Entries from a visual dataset
::::::::

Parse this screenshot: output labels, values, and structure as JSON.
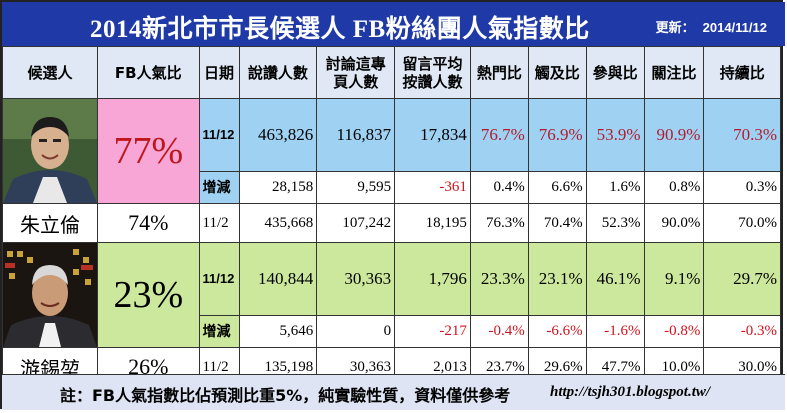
{
  "title": "2014新北市市長候選人 FB粉絲團人氣指數比",
  "updated_label": "更新：",
  "updated_date": "2014/11/12",
  "headers": {
    "candidate": "候選人",
    "fb_ratio": "FB人氣比",
    "date": "日期",
    "likes": "說讚人數",
    "talking": [
      "討論這專",
      "頁人數"
    ],
    "avg_comments": [
      "留言平均",
      "按讚人數"
    ],
    "hot": "熱門比",
    "reach": "觸及比",
    "engage": "參與比",
    "attention": "關注比",
    "persist": "持續比"
  },
  "candidates": [
    {
      "name": "朱立倫",
      "photo_icon": "candidate-portrait-zhu",
      "current": {
        "fb_ratio": "77%",
        "date": "11/12",
        "likes": "463,826",
        "talking": "116,837",
        "avg_comments": "17,834",
        "hot": "76.7%",
        "reach": "76.9%",
        "engage": "53.9%",
        "attention": "90.9%",
        "persist": "70.3%"
      },
      "delta": {
        "label": "增減",
        "likes": "28,158",
        "talking": "9,595",
        "avg_comments": "-361",
        "hot": "0.4%",
        "reach": "6.6%",
        "engage": "1.6%",
        "attention": "0.8%",
        "persist": "0.3%"
      },
      "previous": {
        "fb_ratio": "74%",
        "date": "11/2",
        "likes": "435,668",
        "talking": "107,242",
        "avg_comments": "18,195",
        "hot": "76.3%",
        "reach": "70.4%",
        "engage": "52.3%",
        "attention": "90.0%",
        "persist": "70.0%"
      }
    },
    {
      "name": "游錫堃",
      "photo_icon": "candidate-portrait-you",
      "current": {
        "fb_ratio": "23%",
        "date": "11/12",
        "likes": "140,844",
        "talking": "30,363",
        "avg_comments": "1,796",
        "hot": "23.3%",
        "reach": "23.1%",
        "engage": "46.1%",
        "attention": "9.1%",
        "persist": "29.7%"
      },
      "delta": {
        "label": "增減",
        "likes": "5,646",
        "talking": "0",
        "avg_comments": "-217",
        "hot": "-0.4%",
        "reach": "-6.6%",
        "engage": "-1.6%",
        "attention": "-0.8%",
        "persist": "-0.3%"
      },
      "previous": {
        "fb_ratio": "26%",
        "date": "11/2",
        "likes": "135,198",
        "talking": "30,363",
        "avg_comments": "2,013",
        "hot": "23.7%",
        "reach": "29.6%",
        "engage": "47.7%",
        "attention": "10.0%",
        "persist": "30.0%"
      }
    }
  ],
  "footer": {
    "note": "註：FB人氣指數比佔預測比重5%，純實驗性質，資料僅供參考",
    "url": "http://tsjh301.blogspot.tw/"
  },
  "colors": {
    "title_bg": "#1f3aa7",
    "header_bg": "#dfe8f4",
    "row_blue": "#9fd1f3",
    "row_green": "#cce89c",
    "highlight_pink": "#f7a6d6",
    "negative_red": "#d0131d"
  }
}
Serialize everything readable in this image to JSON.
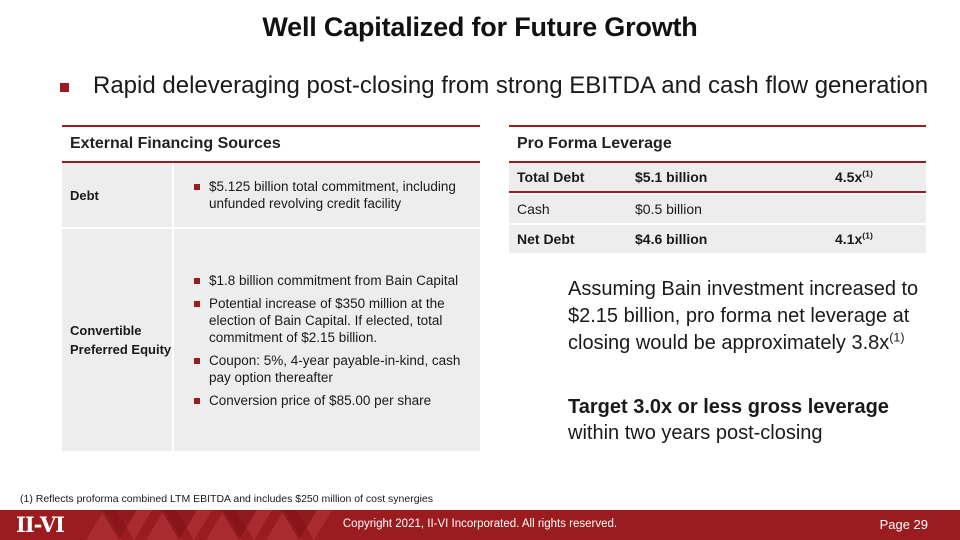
{
  "title": "Well Capitalized for Future Growth",
  "headline_bullet": "Rapid deleveraging post-closing from strong EBITDA and cash flow generation",
  "financing": {
    "header": "External Financing Sources",
    "rows": [
      {
        "label": "Debt",
        "bullets": [
          "$5.125 billion total commitment, including unfunded revolving credit facility"
        ]
      },
      {
        "label": "Convertible Preferred Equity",
        "bullets": [
          "$1.8 billion commitment from Bain Capital",
          "Potential increase of $350 million at the election of Bain Capital.  If elected, total commitment of $2.15 billion.",
          "Coupon: 5%, 4-year payable-in-kind, cash pay option thereafter",
          "Conversion price of $85.00 per share"
        ]
      }
    ]
  },
  "leverage": {
    "header": "Pro Forma Leverage",
    "rows": [
      {
        "label": "Total Debt",
        "amount": "$5.1 billion",
        "multiple": "4.5x",
        "note": "(1)"
      },
      {
        "label": "Cash",
        "amount": "$0.5 billion",
        "multiple": "",
        "note": ""
      },
      {
        "label": "Net Debt",
        "amount": "$4.6 billion",
        "multiple": "4.1x",
        "note": "(1)"
      }
    ]
  },
  "assumption": {
    "text": "Assuming Bain investment increased to $2.15 billion, pro forma net leverage at closing would be approximately 3.8x",
    "note": "(1)"
  },
  "target": {
    "bold": "Target 3.0x or less gross leverage",
    "rest": "within two years post-closing"
  },
  "footnote": "(1) Reflects proforma combined LTM EBITDA and includes $250 million of cost synergies",
  "footer": {
    "logo": "II-VI",
    "copyright": "Copyright 2021, II-VI Incorporated. All rights reserved.",
    "page": "Page 29"
  },
  "colors": {
    "accent": "#9b1c1f",
    "table_fill": "#ededed"
  }
}
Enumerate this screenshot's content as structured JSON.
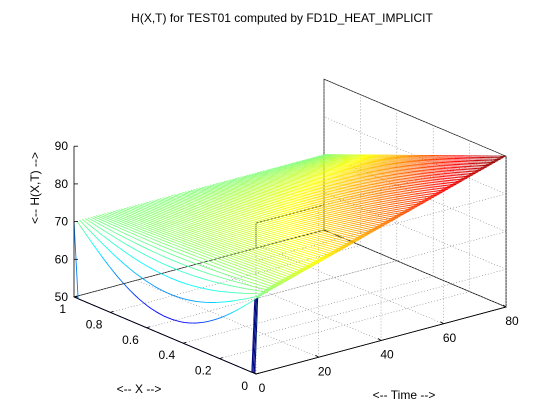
{
  "chart_data": {
    "type": "surface",
    "title": "H(X,T) for TEST01 computed by FD1D_HEAT_IMPLICIT",
    "xlabel": "<-- X -->",
    "ylabel": "<-- Time -->",
    "zlabel": "<--  H(X,T) -->",
    "x_ticks": [
      "0",
      "0.2",
      "0.4",
      "0.6",
      "0.8",
      "1"
    ],
    "time_ticks": [
      "0",
      "20",
      "40",
      "60",
      "80"
    ],
    "z_ticks": [
      "50",
      "60",
      "70",
      "80",
      "90"
    ],
    "xlim": [
      0,
      1
    ],
    "tlim": [
      0,
      80
    ],
    "zlim": [
      50,
      90
    ],
    "grid": true,
    "colormap": "jet",
    "surface_values": [
      {
        "x": 0,
        "t": 0,
        "h": 70
      },
      {
        "x": 0,
        "t": 80,
        "h": 90
      },
      {
        "x": 1,
        "t": 0,
        "h": 70
      },
      {
        "x": 1,
        "t": 80,
        "h": 70
      },
      {
        "x": 0.5,
        "t": 0,
        "h": 50
      },
      {
        "x": 0.5,
        "t": 80,
        "h": 80
      }
    ],
    "boundary_left": {
      "x": 0,
      "t_start": 0,
      "t_end": 80,
      "h_start": 70,
      "h_end": 90
    },
    "boundary_right": {
      "x": 1,
      "h": 70
    },
    "initial_interior_h": 50
  }
}
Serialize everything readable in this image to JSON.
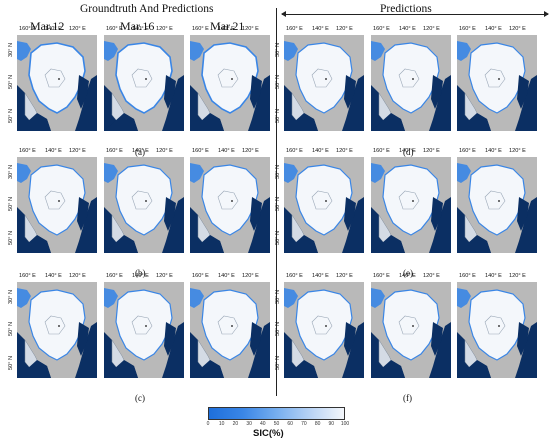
{
  "left_title": "Groundtruth And Predictions",
  "right_title": "Predictions",
  "dates": [
    "Mar.12",
    "Mar.16",
    "Mar.21"
  ],
  "lon_labels": [
    "160° E",
    "140° E",
    "120° E"
  ],
  "lat_labels": [
    "30° N",
    "50° N",
    "50° N"
  ],
  "panel_labels": [
    "(a)",
    "(b)",
    "(c)",
    "(d)",
    "(e)",
    "(f)"
  ],
  "colorbar": {
    "label": "SIC(%)",
    "ticks": [
      "0",
      "10",
      "20",
      "30",
      "40",
      "50",
      "60",
      "70",
      "80",
      "90",
      "100"
    ],
    "colors": {
      "ocean": "#0b2f63",
      "land": "#b9b9b9",
      "ice": "#f4f7fb",
      "ice_edge": "#3a86e6"
    }
  }
}
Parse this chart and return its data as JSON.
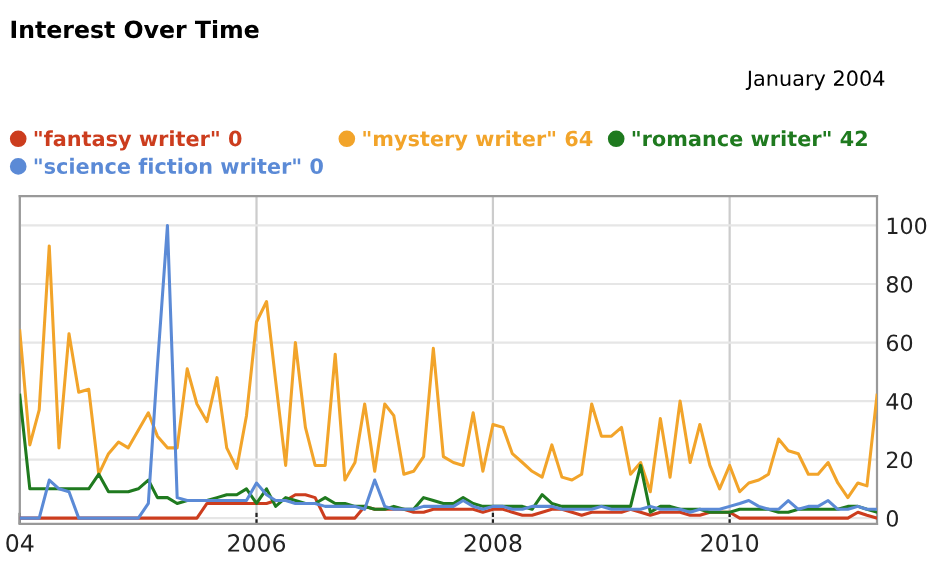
{
  "chart_data": {
    "type": "line",
    "title": "Interest Over Time",
    "annotations": [
      "January 2004"
    ],
    "xlim": [
      "2004-01",
      "2011-04"
    ],
    "xticks": [
      {
        "value": "2004-01",
        "label": "04"
      },
      {
        "value": "2006-01",
        "label": "2006"
      },
      {
        "value": "2008-01",
        "label": "2008"
      },
      {
        "value": "2010-01",
        "label": "2010"
      }
    ],
    "ylim": [
      -2,
      110
    ],
    "yticks": [
      0,
      20,
      40,
      60,
      80,
      100
    ],
    "grid": true,
    "legend": "top right",
    "marker": "none",
    "line_style": "solid",
    "x": [
      "2004-01",
      "2004-02",
      "2004-03",
      "2004-04",
      "2004-05",
      "2004-06",
      "2004-07",
      "2004-08",
      "2004-09",
      "2004-10",
      "2004-11",
      "2004-12",
      "2005-01",
      "2005-02",
      "2005-03",
      "2005-04",
      "2005-05",
      "2005-06",
      "2005-07",
      "2005-08",
      "2005-09",
      "2005-10",
      "2005-11",
      "2005-12",
      "2006-01",
      "2006-02",
      "2006-03",
      "2006-04",
      "2006-05",
      "2006-06",
      "2006-07",
      "2006-08",
      "2006-09",
      "2006-10",
      "2006-11",
      "2006-12",
      "2007-01",
      "2007-02",
      "2007-03",
      "2007-04",
      "2007-05",
      "2007-06",
      "2007-07",
      "2007-08",
      "2007-09",
      "2007-10",
      "2007-11",
      "2007-12",
      "2008-01",
      "2008-02",
      "2008-03",
      "2008-04",
      "2008-05",
      "2008-06",
      "2008-07",
      "2008-08",
      "2008-09",
      "2008-10",
      "2008-11",
      "2008-12",
      "2009-01",
      "2009-02",
      "2009-03",
      "2009-04",
      "2009-05",
      "2009-06",
      "2009-07",
      "2009-08",
      "2009-09",
      "2009-10",
      "2009-11",
      "2009-12",
      "2010-01",
      "2010-02",
      "2010-03",
      "2010-04",
      "2010-05",
      "2010-06",
      "2010-07",
      "2010-08",
      "2010-09",
      "2010-10",
      "2010-11",
      "2010-12",
      "2011-01",
      "2011-02",
      "2011-03",
      "2011-04"
    ],
    "series": [
      {
        "name": "\"fantasy writer\" 0",
        "color": "#cc3d1e",
        "values": [
          0,
          0,
          0,
          0,
          0,
          0,
          0,
          0,
          0,
          0,
          0,
          0,
          0,
          0,
          0,
          0,
          0,
          0,
          0,
          5,
          5,
          5,
          5,
          5,
          5,
          5,
          6,
          6,
          8,
          8,
          7,
          0,
          0,
          0,
          0,
          4,
          3,
          3,
          3,
          3,
          2,
          2,
          3,
          3,
          3,
          3,
          3,
          2,
          3,
          3,
          2,
          1,
          1,
          2,
          3,
          3,
          2,
          1,
          2,
          2,
          2,
          2,
          3,
          2,
          1,
          2,
          2,
          2,
          1,
          1,
          2,
          2,
          2,
          0,
          0,
          0,
          0,
          0,
          0,
          0,
          0,
          0,
          0,
          0,
          0,
          2,
          1,
          0
        ]
      },
      {
        "name": "\"mystery writer\" 64",
        "color": "#f2a42a",
        "values": [
          64,
          25,
          37,
          93,
          24,
          63,
          43,
          44,
          15,
          22,
          26,
          24,
          30,
          36,
          28,
          24,
          24,
          51,
          39,
          33,
          48,
          24,
          17,
          35,
          67,
          74,
          47,
          18,
          60,
          31,
          18,
          18,
          56,
          13,
          19,
          39,
          16,
          39,
          35,
          15,
          16,
          21,
          58,
          21,
          19,
          18,
          36,
          16,
          32,
          31,
          22,
          19,
          16,
          14,
          25,
          14,
          13,
          15,
          39,
          28,
          28,
          31,
          15,
          19,
          9,
          34,
          14,
          40,
          19,
          32,
          18,
          10,
          18,
          9,
          12,
          13,
          15,
          27,
          23,
          22,
          15,
          15,
          19,
          12,
          7,
          12,
          11,
          42
        ]
      },
      {
        "name": "\"romance writer\" 42",
        "color": "#1f7a1f",
        "values": [
          42,
          10,
          10,
          10,
          10,
          10,
          10,
          10,
          15,
          9,
          9,
          9,
          10,
          13,
          7,
          7,
          5,
          6,
          6,
          6,
          7,
          8,
          8,
          10,
          5,
          10,
          4,
          7,
          6,
          5,
          5,
          7,
          5,
          5,
          4,
          4,
          3,
          3,
          4,
          3,
          3,
          7,
          6,
          5,
          5,
          7,
          5,
          4,
          4,
          4,
          4,
          4,
          3,
          8,
          5,
          4,
          4,
          4,
          4,
          4,
          4,
          4,
          4,
          18,
          2,
          4,
          4,
          3,
          3,
          3,
          2,
          2,
          2,
          3,
          3,
          3,
          3,
          2,
          2,
          3,
          3,
          3,
          3,
          3,
          4,
          4,
          3,
          2
        ]
      },
      {
        "name": "\"science fiction writer\" 0",
        "color": "#5b8ad6",
        "values": [
          0,
          0,
          0,
          13,
          10,
          9,
          0,
          0,
          0,
          0,
          0,
          0,
          0,
          5,
          52,
          100,
          7,
          6,
          6,
          6,
          6,
          6,
          6,
          6,
          12,
          8,
          6,
          6,
          5,
          5,
          5,
          4,
          4,
          4,
          4,
          3,
          13,
          4,
          3,
          3,
          3,
          4,
          4,
          4,
          4,
          6,
          4,
          3,
          4,
          4,
          3,
          3,
          4,
          4,
          4,
          3,
          3,
          3,
          3,
          4,
          3,
          3,
          3,
          3,
          4,
          3,
          3,
          3,
          2,
          3,
          3,
          3,
          4,
          5,
          6,
          4,
          3,
          3,
          6,
          3,
          4,
          4,
          6,
          3,
          3,
          4,
          3,
          3
        ]
      }
    ]
  }
}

::::::::

== Work to do ==
Write down only the number of lines that contain the string "Parse" in the listing.

== Task answer ==
2